* [Passage provided]:
-- Begin --
ELHoussineT · Answer 12 · Mon Oct 10 2022 21:27:01 GMT+0800 (China Standard Time)

Any decision made here on what method to proceed with?

ELHoussineT · Answer 13 · Mon Oct 10 2022 21:28:35 GMT+0800 (China Standard Time)

I am still a bit biased towards my suggestion in (issue: #46285, PR: #46286) because its based on Lambdas. Any major counter arguments?

Richard Shadrach · Answer 14 · Mon Oct 17 2022 04:54:20 GMT+0800 (China Standard Time)

Any major counter arguments?

If I'm understanding the code correctly, those lambdas will be called row-by-row. In that case, they would be highly inefficient when compared to vectorized operations.

ELHoussineT · Answer 15 · Wed Oct 19 2022 22:26:30 GMT+0800 (China Standard Time)

If I'm understanding the code correctly, those lambdas will be called row-by-row. In that case, they would be highly inefficient when compared to vectorized operations.

@rhshadrach

Isn't it the same row-by-row assignment when we do:

df.assign(
    column_1 = lambda x: ...,
    column_2 = lambda x: ...,
    column_3 = lambda x: ...,
)

The columns above get assigned one by one, but in the assignment of the column itself, we have vectorisation. I believe this is similar to what was proposed in (issue: #46285, PR: #46286).
-- End --
* [Data rows]:
-- Begin --
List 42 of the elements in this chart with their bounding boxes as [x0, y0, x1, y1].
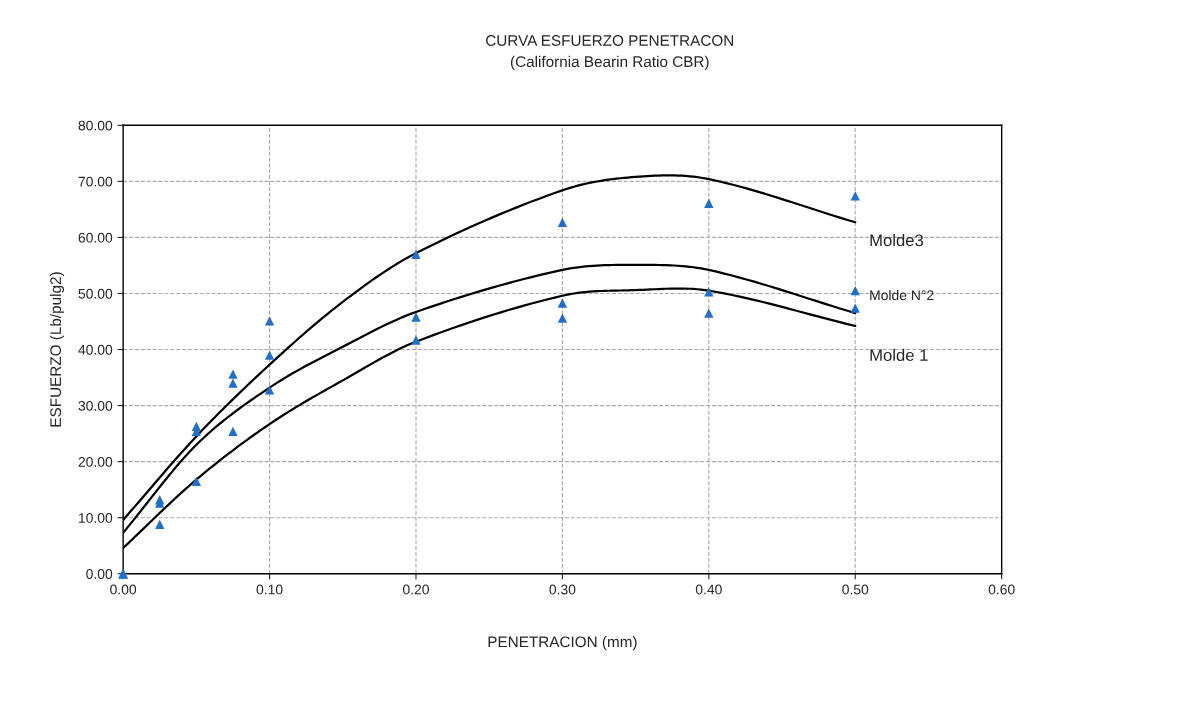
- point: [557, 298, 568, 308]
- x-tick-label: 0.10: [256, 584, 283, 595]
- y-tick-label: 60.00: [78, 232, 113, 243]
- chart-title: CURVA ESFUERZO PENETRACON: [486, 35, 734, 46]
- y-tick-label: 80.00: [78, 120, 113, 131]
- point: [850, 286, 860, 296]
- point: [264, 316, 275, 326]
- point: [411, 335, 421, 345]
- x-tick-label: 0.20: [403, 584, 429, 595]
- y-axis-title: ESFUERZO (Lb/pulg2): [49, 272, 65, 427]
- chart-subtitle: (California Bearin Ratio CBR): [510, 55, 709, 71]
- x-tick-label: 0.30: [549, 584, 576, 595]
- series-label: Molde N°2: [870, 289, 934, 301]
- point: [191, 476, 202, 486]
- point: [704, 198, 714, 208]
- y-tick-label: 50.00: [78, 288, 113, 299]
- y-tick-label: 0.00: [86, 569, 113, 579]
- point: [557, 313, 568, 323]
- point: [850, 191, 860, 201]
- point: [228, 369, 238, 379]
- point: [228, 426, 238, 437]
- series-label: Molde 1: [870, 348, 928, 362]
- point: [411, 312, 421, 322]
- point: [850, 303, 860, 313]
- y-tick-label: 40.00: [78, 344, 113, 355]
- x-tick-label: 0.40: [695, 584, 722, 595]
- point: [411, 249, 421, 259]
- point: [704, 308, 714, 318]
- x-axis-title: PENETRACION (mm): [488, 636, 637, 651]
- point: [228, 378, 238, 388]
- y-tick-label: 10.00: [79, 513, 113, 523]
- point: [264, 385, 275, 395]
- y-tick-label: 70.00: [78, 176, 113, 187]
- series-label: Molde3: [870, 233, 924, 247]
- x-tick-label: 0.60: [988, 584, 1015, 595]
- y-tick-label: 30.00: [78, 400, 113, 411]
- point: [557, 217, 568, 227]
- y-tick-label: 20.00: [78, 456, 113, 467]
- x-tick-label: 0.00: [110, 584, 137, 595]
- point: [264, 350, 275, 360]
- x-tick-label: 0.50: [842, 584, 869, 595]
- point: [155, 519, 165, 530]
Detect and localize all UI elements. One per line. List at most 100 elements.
-- End --
-- Begin --
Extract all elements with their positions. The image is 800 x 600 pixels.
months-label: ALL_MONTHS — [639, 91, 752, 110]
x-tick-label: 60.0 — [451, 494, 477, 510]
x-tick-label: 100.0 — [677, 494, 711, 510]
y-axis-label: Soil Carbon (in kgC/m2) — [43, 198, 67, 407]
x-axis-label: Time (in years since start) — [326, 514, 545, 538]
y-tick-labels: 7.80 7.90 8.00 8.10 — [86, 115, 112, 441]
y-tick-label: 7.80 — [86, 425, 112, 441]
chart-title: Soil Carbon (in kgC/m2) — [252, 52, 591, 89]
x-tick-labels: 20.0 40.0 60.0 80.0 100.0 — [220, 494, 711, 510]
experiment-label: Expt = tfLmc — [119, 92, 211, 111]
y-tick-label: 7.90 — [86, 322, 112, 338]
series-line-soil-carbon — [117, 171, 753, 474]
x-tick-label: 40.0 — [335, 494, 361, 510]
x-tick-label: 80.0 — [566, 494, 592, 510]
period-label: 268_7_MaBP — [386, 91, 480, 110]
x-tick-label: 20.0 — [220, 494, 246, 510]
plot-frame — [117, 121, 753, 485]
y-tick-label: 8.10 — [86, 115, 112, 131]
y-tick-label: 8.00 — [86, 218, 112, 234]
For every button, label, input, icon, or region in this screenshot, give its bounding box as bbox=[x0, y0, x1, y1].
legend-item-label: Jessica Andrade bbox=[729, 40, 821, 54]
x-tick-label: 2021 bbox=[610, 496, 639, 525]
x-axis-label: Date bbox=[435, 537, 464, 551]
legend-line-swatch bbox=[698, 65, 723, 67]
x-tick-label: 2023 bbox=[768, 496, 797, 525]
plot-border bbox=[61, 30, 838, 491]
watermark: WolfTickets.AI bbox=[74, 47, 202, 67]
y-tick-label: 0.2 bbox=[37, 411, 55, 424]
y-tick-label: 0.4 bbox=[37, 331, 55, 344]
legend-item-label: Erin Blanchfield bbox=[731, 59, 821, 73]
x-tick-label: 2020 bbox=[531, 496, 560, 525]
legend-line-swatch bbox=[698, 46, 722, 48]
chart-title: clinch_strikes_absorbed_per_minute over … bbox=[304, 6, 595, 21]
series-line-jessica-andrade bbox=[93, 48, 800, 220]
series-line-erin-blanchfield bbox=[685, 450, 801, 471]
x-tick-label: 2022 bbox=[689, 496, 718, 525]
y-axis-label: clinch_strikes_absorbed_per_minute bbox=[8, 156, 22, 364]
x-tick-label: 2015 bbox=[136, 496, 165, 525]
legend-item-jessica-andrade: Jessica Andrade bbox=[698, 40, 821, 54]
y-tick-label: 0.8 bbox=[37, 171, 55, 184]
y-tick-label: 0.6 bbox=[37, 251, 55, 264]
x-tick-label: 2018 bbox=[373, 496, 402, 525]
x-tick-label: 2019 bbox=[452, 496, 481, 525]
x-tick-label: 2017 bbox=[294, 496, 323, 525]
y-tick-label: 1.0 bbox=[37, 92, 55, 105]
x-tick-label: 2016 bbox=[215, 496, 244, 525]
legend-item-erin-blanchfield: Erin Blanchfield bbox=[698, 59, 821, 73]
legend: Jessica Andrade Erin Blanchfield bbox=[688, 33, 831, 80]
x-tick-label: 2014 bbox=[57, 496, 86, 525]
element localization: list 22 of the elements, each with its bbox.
-- End --
* [Objective]: In the forum thread, why does Richard Shadrach say the lambdas would be inefficient?

* [Task output]: The lambdas would be called row-by-row, which would make them highly inefficient compared to vectorized operations.